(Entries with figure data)
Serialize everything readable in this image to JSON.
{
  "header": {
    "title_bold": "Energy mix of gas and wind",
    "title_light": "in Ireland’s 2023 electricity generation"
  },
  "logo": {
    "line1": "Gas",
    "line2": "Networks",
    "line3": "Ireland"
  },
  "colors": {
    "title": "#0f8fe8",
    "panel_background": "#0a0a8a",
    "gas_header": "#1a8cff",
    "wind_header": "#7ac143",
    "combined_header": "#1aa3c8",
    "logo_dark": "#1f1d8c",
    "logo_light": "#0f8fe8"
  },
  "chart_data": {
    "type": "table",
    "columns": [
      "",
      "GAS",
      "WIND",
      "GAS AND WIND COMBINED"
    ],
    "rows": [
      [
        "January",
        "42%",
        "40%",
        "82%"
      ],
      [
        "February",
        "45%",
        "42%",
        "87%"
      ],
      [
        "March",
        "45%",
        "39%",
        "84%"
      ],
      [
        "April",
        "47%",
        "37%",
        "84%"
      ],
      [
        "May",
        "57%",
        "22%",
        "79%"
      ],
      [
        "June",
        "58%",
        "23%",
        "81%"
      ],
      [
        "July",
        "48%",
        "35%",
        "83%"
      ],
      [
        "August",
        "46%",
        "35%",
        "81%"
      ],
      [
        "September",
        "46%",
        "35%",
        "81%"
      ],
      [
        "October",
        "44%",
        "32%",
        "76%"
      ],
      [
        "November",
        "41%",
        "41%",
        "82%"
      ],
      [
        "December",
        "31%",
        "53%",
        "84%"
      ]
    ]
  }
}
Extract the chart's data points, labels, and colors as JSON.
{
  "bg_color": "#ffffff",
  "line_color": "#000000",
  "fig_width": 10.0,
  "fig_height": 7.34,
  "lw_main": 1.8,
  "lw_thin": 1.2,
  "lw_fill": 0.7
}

■ WRITTEN INSTRUCTION:
Each entry above needs to be retyped exactly.

■ WRITTEN RESPONSE:
Serialize everything readable in this image to JSON.
{
  "header": {
    "title_bold": "Energy mix of gas and wind",
    "title_light": "in Ireland’s 2023 electricity generation"
  },
  "logo": {
    "line1": "Gas",
    "line2": "Networks",
    "line3": "Ireland"
  },
  "colors": {
    "title": "#0f8fe8",
    "panel_background": "#0a0a8a",
    "gas_header": "#1a8cff",
    "wind_header": "#7ac143",
    "combined_header": "#1aa3c8",
    "logo_dark": "#1f1d8c",
    "logo_light": "#0f8fe8"
  },
  "chart_data": {
    "type": "table",
    "columns": [
      "",
      "GAS",
      "WIND",
      "GAS AND WIND COMBINED"
    ],
    "rows": [
      [
        "January",
        "42%",
        "40%",
        "82%"
      ],
      [
        "February",
        "45%",
        "42%",
        "87%"
      ],
      [
        "March",
        "45%",
        "39%",
        "84%"
      ],
      [
        "April",
        "47%",
        "37%",
        "84%"
      ],
      [
        "May",
        "57%",
        "22%",
        "79%"
      ],
      [
        "June",
        "58%",
        "23%",
        "81%"
      ],
      [
        "July",
        "48%",
        "35%",
        "83%"
      ],
      [
        "August",
        "46%",
        "35%",
        "81%"
      ],
      [
        "September",
        "46%",
        "35%",
        "81%"
      ],
      [
        "October",
        "44%",
        "32%",
        "76%"
      ],
      [
        "November",
        "41%",
        "41%",
        "82%"
      ],
      [
        "December",
        "31%",
        "53%",
        "84%"
      ]
    ]
  }
}
Extract the chart's data points, labels, and colors as JSON.
{
  "bg_color": "#ffffff",
  "line_color": "#000000",
  "fig_width": 10.0,
  "fig_height": 7.34,
  "lw_main": 1.8,
  "lw_thin": 1.2,
  "lw_fill": 0.7
}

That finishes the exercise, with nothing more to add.